**Task data**
···

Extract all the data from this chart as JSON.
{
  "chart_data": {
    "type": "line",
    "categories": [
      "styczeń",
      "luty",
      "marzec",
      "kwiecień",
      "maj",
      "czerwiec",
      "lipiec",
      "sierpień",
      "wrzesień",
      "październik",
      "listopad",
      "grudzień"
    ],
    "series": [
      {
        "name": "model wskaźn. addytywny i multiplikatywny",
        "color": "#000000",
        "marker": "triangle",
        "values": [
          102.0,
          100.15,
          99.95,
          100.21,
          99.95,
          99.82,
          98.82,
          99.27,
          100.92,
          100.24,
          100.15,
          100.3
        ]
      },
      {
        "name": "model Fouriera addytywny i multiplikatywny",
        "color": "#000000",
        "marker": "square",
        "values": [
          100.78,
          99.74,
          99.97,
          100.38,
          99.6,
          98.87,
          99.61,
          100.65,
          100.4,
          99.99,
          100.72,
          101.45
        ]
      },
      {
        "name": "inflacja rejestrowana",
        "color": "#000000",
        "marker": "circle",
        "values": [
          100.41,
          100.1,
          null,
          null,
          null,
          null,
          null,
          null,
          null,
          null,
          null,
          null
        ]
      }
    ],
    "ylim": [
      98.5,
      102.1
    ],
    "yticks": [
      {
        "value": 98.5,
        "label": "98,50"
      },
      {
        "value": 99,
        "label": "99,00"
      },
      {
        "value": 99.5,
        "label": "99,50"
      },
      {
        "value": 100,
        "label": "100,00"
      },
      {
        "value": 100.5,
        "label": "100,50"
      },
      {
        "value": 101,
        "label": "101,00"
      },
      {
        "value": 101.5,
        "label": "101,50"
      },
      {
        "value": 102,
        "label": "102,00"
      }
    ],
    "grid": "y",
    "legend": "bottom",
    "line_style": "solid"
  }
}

···

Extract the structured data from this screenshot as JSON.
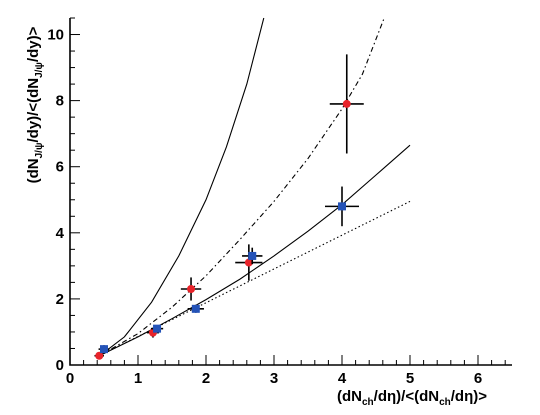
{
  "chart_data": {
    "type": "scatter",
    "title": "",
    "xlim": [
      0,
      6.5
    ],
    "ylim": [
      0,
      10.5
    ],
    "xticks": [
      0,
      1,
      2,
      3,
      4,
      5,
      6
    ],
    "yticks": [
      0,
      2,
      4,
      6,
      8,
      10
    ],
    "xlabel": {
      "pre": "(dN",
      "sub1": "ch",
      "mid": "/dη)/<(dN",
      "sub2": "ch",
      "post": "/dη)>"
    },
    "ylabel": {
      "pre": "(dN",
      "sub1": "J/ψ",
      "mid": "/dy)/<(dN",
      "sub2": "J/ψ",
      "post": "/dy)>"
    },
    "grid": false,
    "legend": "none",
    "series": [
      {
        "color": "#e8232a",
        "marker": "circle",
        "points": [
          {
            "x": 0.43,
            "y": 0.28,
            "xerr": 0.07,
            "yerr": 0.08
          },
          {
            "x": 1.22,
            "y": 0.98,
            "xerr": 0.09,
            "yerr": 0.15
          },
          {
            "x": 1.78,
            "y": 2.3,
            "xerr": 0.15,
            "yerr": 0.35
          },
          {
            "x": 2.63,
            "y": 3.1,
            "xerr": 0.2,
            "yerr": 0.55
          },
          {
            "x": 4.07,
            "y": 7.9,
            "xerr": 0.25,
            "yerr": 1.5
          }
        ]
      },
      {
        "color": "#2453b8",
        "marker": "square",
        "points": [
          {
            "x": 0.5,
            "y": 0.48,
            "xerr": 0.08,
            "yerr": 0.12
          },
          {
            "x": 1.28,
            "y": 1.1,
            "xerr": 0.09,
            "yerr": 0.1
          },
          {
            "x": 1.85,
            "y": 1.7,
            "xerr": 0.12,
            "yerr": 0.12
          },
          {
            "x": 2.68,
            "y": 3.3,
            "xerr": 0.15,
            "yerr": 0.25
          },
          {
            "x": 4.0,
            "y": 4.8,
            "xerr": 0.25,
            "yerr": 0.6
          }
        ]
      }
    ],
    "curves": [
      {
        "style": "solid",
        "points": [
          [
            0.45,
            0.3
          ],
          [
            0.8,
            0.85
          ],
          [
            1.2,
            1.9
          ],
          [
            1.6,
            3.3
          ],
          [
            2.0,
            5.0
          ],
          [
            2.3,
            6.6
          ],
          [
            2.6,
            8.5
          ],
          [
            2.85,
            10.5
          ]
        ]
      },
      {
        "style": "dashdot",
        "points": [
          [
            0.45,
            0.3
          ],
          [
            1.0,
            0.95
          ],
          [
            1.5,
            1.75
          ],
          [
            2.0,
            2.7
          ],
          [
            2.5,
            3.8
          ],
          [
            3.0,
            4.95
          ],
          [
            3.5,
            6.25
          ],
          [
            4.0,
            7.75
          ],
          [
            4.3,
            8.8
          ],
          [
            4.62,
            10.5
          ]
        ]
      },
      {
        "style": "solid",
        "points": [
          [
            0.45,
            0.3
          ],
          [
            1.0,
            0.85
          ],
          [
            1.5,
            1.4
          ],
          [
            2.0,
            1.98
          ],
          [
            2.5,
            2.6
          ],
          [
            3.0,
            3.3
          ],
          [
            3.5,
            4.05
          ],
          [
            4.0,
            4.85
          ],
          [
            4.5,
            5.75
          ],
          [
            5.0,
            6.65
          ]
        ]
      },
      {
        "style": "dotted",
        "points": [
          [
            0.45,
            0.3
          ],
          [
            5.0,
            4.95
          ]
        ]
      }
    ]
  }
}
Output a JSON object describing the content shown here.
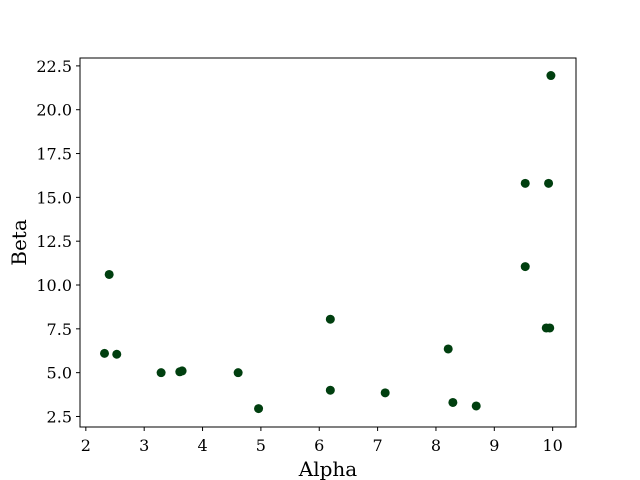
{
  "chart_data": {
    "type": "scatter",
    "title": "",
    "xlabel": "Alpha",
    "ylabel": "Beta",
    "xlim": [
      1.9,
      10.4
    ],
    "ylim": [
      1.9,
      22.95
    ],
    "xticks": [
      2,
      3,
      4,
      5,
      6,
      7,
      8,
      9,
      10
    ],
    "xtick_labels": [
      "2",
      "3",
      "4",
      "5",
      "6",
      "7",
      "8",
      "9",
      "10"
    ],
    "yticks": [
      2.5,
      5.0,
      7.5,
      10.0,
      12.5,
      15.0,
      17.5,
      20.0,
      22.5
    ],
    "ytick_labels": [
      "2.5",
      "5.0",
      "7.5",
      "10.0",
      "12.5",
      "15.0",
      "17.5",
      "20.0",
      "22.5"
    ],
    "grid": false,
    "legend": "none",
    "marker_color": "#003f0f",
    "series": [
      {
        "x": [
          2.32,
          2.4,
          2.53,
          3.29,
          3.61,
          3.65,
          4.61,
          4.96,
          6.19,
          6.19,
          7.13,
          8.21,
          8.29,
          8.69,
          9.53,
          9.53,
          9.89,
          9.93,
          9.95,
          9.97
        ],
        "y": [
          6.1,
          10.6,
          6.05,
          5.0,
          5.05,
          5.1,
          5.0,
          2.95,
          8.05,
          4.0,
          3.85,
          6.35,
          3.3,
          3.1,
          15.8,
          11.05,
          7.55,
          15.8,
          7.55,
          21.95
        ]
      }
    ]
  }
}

···

**Task prompt**
Provide only the number of lines in the entries that hold the word "JSON".

**Result below**
3